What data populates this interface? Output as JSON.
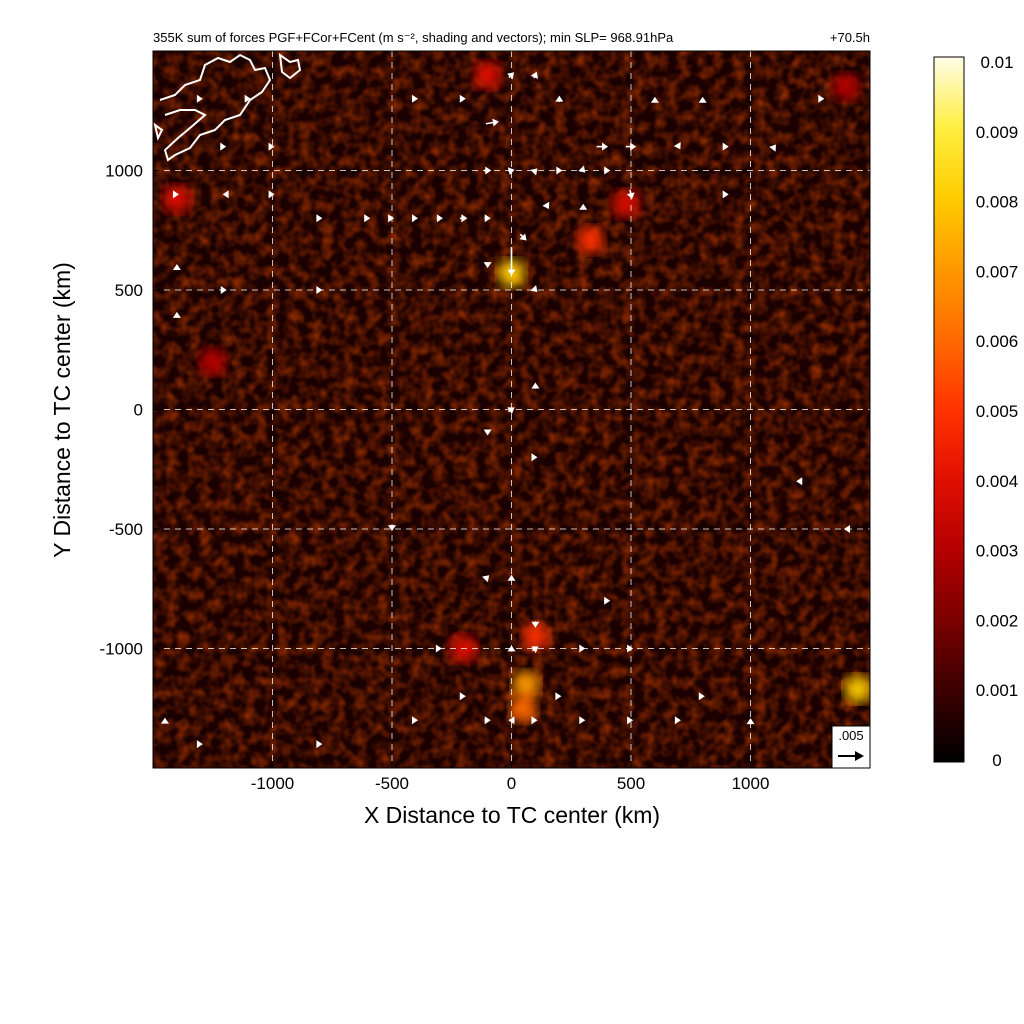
{
  "chart_data": {
    "type": "heatmap",
    "title": "355K sum of forces PGF+FCor+FCent (m s⁻², shading and vectors); min SLP= 968.91hPa",
    "time_label": "+70.5h",
    "xlabel": "X Distance to TC center (km)",
    "ylabel": "Y Distance to TC center (km)",
    "xlim": [
      -1500,
      1500
    ],
    "ylim": [
      -1500,
      1500
    ],
    "x_ticks": [
      -1000,
      -500,
      0,
      500,
      1000
    ],
    "y_ticks": [
      1000,
      500,
      0,
      -500,
      -1000
    ],
    "grid": true,
    "grid_style": "dashed",
    "colorbar": {
      "min": 0,
      "max": 0.01,
      "ticks": [
        "0.01",
        "0.009",
        "0.008",
        "0.007",
        "0.006",
        "0.005",
        "0.004",
        "0.003",
        "0.002",
        "0.001",
        "0"
      ],
      "colormap": [
        "#000000",
        "#3a0000",
        "#7a0000",
        "#b30000",
        "#e01000",
        "#ff3300",
        "#ff6a00",
        "#ff9900",
        "#ffcc00",
        "#ffef40",
        "#fffde8"
      ]
    },
    "reference_vector": {
      "label": ".005",
      "value": 0.005
    },
    "hotspots": [
      {
        "x": 0,
        "y": 570,
        "value": 0.008
      },
      {
        "x": 60,
        "y": -1150,
        "value": 0.007
      },
      {
        "x": 50,
        "y": -1250,
        "value": 0.006
      },
      {
        "x": 1450,
        "y": -1170,
        "value": 0.008
      },
      {
        "x": -200,
        "y": -1000,
        "value": 0.004
      },
      {
        "x": 330,
        "y": 710,
        "value": 0.005
      },
      {
        "x": 480,
        "y": 860,
        "value": 0.004
      },
      {
        "x": -1400,
        "y": 880,
        "value": 0.004
      },
      {
        "x": 100,
        "y": -950,
        "value": 0.005
      },
      {
        "x": -100,
        "y": 1400,
        "value": 0.004
      },
      {
        "x": 1400,
        "y": 1350,
        "value": 0.003
      },
      {
        "x": -1250,
        "y": 200,
        "value": 0.003
      }
    ],
    "vectors": [
      {
        "x": 0,
        "y": 620,
        "u": 0,
        "v": -0.0055
      },
      {
        "x": 50,
        "y": 720,
        "u": 0.0012,
        "v": -0.0012
      },
      {
        "x": -80,
        "y": 1200,
        "u": 0.0025,
        "v": 0.0004
      },
      {
        "x": 380,
        "y": 1100,
        "u": 0.0022,
        "v": 0.0
      },
      {
        "x": 500,
        "y": 1100,
        "u": 0.002,
        "v": 0.0
      },
      {
        "x": 500,
        "y": 900,
        "u": 0.0004,
        "v": -0.0018
      },
      {
        "x": 0,
        "y": 1400,
        "u": 0.001,
        "v": 0.001
      },
      {
        "x": 100,
        "y": 1400,
        "u": 0.0005,
        "v": 0.0012
      },
      {
        "x": 200,
        "y": 1300,
        "u": 0.0,
        "v": 0.0012
      },
      {
        "x": -100,
        "y": 1000,
        "u": 0.0014,
        "v": 0.0
      },
      {
        "x": 0,
        "y": 1000,
        "u": 0.0012,
        "v": 0.0003
      },
      {
        "x": 100,
        "y": 1000,
        "u": 0.0008,
        "v": 0.0008
      },
      {
        "x": 200,
        "y": 1000,
        "u": 0.0012,
        "v": 0.0
      },
      {
        "x": 300,
        "y": 1000,
        "u": 0.0008,
        "v": -0.0008
      },
      {
        "x": 400,
        "y": 1000,
        "u": 0.0012,
        "v": 0.0
      },
      {
        "x": -300,
        "y": 800,
        "u": 0.0012,
        "v": 0.0
      },
      {
        "x": -200,
        "y": 800,
        "u": 0.0014,
        "v": 0.0
      },
      {
        "x": -100,
        "y": 800,
        "u": 0.0012,
        "v": 0.0
      },
      {
        "x": -400,
        "y": 800,
        "u": 0.0008,
        "v": 0.0
      },
      {
        "x": -500,
        "y": 800,
        "u": 0.0008,
        "v": 0.0
      },
      {
        "x": -600,
        "y": 800,
        "u": 0.0008,
        "v": 0.0
      },
      {
        "x": -800,
        "y": 800,
        "u": 0.0008,
        "v": 0.0
      },
      {
        "x": -1000,
        "y": 900,
        "u": 0.0008,
        "v": 0.0
      },
      {
        "x": -1200,
        "y": 900,
        "u": -0.0008,
        "v": 0.0
      },
      {
        "x": -1400,
        "y": 900,
        "u": 0.0008,
        "v": 0.0
      },
      {
        "x": 150,
        "y": 850,
        "u": 0.0006,
        "v": -0.001
      },
      {
        "x": 300,
        "y": 850,
        "u": 0.0,
        "v": 0.001
      },
      {
        "x": 700,
        "y": 1100,
        "u": 0.0006,
        "v": -0.001
      },
      {
        "x": 900,
        "y": 1100,
        "u": 0.0008,
        "v": 0.0
      },
      {
        "x": 1100,
        "y": 1100,
        "u": 0.0006,
        "v": 0.0008
      },
      {
        "x": 1300,
        "y": 1300,
        "u": 0.0008,
        "v": 0.0
      },
      {
        "x": 600,
        "y": 1300,
        "u": 0.0,
        "v": 0.0008
      },
      {
        "x": 800,
        "y": 1300,
        "u": 0.0,
        "v": 0.0008
      },
      {
        "x": -400,
        "y": 1300,
        "u": 0.0008,
        "v": 0.0
      },
      {
        "x": -200,
        "y": 1300,
        "u": 0.0008,
        "v": 0.0
      },
      {
        "x": -1200,
        "y": 1100,
        "u": 0.0006,
        "v": 0.0
      },
      {
        "x": -1000,
        "y": 1100,
        "u": 0.0008,
        "v": 0.0
      },
      {
        "x": -100,
        "y": 600,
        "u": 0.0,
        "v": -0.0008
      },
      {
        "x": 100,
        "y": 500,
        "u": 0.0008,
        "v": -0.0008
      },
      {
        "x": -1400,
        "y": 600,
        "u": 0.0,
        "v": 0.0008
      },
      {
        "x": -1200,
        "y": 500,
        "u": 0.0008,
        "v": 0.0
      },
      {
        "x": -800,
        "y": 500,
        "u": 0.0008,
        "v": 0.0
      },
      {
        "x": -1400,
        "y": 400,
        "u": 0.0,
        "v": 0.0008
      },
      {
        "x": 0,
        "y": 0,
        "u": 0.0012,
        "v": 0.0008
      },
      {
        "x": 100,
        "y": 100,
        "u": 0.0,
        "v": 0.0012
      },
      {
        "x": -100,
        "y": -100,
        "u": 0.0,
        "v": -0.0008
      },
      {
        "x": 100,
        "y": -200,
        "u": 0.0008,
        "v": 0.0
      },
      {
        "x": 1200,
        "y": -300,
        "u": -0.0008,
        "v": 0.0
      },
      {
        "x": 1400,
        "y": -500,
        "u": -0.0008,
        "v": 0.0
      },
      {
        "x": -500,
        "y": -500,
        "u": 0.0,
        "v": -0.0008
      },
      {
        "x": 400,
        "y": -800,
        "u": 0.0012,
        "v": 0.0
      },
      {
        "x": 0,
        "y": -700,
        "u": 0.0,
        "v": 0.0008
      },
      {
        "x": -100,
        "y": -700,
        "u": 0.0006,
        "v": 0.0006
      },
      {
        "x": 100,
        "y": -900,
        "u": 0.0,
        "v": -0.0012
      },
      {
        "x": 100,
        "y": -1000,
        "u": 0.0012,
        "v": 0.0008
      },
      {
        "x": 0,
        "y": -1000,
        "u": 0.0,
        "v": 0.0012
      },
      {
        "x": -300,
        "y": -1000,
        "u": 0.0008,
        "v": 0.0
      },
      {
        "x": -100,
        "y": -1300,
        "u": 0.0012,
        "v": 0.0
      },
      {
        "x": 0,
        "y": -1300,
        "u": -0.0012,
        "v": 0.0
      },
      {
        "x": 100,
        "y": -1300,
        "u": 0.0008,
        "v": 0.0
      },
      {
        "x": 200,
        "y": -1200,
        "u": 0.0008,
        "v": 0.0
      },
      {
        "x": 300,
        "y": -1300,
        "u": 0.0008,
        "v": 0.0
      },
      {
        "x": 500,
        "y": -1300,
        "u": 0.0008,
        "v": 0.0
      },
      {
        "x": 700,
        "y": -1300,
        "u": 0.0008,
        "v": 0.0
      },
      {
        "x": -800,
        "y": -1400,
        "u": 0.0008,
        "v": 0.0
      },
      {
        "x": -1300,
        "y": -1400,
        "u": 0.0008,
        "v": 0.0
      },
      {
        "x": -1450,
        "y": -1300,
        "u": 0.0,
        "v": 0.001
      },
      {
        "x": -400,
        "y": -1300,
        "u": 0.0008,
        "v": 0.0
      },
      {
        "x": -200,
        "y": -1200,
        "u": 0.0008,
        "v": 0.0
      },
      {
        "x": 300,
        "y": -1000,
        "u": 0.0008,
        "v": 0.0
      },
      {
        "x": 500,
        "y": -1000,
        "u": 0.0008,
        "v": 0.0
      },
      {
        "x": 800,
        "y": -1200,
        "u": 0.0008,
        "v": 0.0
      },
      {
        "x": 1000,
        "y": -1300,
        "u": 0.0,
        "v": 0.0008
      },
      {
        "x": -1300,
        "y": 1300,
        "u": 0.0008,
        "v": 0.0
      },
      {
        "x": -1100,
        "y": 1300,
        "u": 0.0008,
        "v": 0.0
      },
      {
        "x": 900,
        "y": 900,
        "u": 0.0008,
        "v": 0.0
      }
    ]
  }
}
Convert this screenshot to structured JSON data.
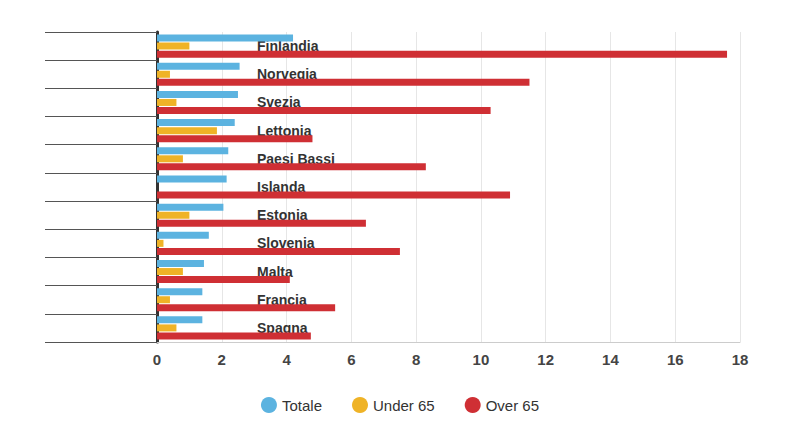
{
  "chart_data": {
    "type": "bar",
    "orientation": "horizontal",
    "categories": [
      "Finlandia",
      "Norvegia",
      "Svezia",
      "Lettonia",
      "Paesi Bassi",
      "Islanda",
      "Estonia",
      "Slovenia",
      "Malta",
      "Francia",
      "Spagna"
    ],
    "series": [
      {
        "name": "Totale",
        "color": "#5cb3e0",
        "values": [
          4.2,
          2.55,
          2.5,
          2.4,
          2.2,
          2.15,
          2.05,
          1.6,
          1.45,
          1.4,
          1.4
        ]
      },
      {
        "name": "Under 65",
        "color": "#efb327",
        "values": [
          1.0,
          0.4,
          0.6,
          1.85,
          0.8,
          null,
          1.0,
          0.2,
          0.8,
          0.4,
          0.6
        ]
      },
      {
        "name": "Over 65",
        "color": "#cf2f34",
        "values": [
          17.6,
          11.5,
          10.3,
          4.8,
          8.3,
          10.9,
          6.45,
          7.5,
          4.1,
          5.5,
          4.75
        ]
      }
    ],
    "xlim": [
      0,
      18
    ],
    "xticks": [
      0,
      2,
      4,
      6,
      8,
      10,
      12,
      14,
      16,
      18
    ],
    "grid": true,
    "legend": "bottom"
  }
}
·····
Task to complete:
Gather each line of the records holding the string "name".

Output for this exercise:
        "name": "Totale",
        "name": "Under 65",
        "name": "Over 65",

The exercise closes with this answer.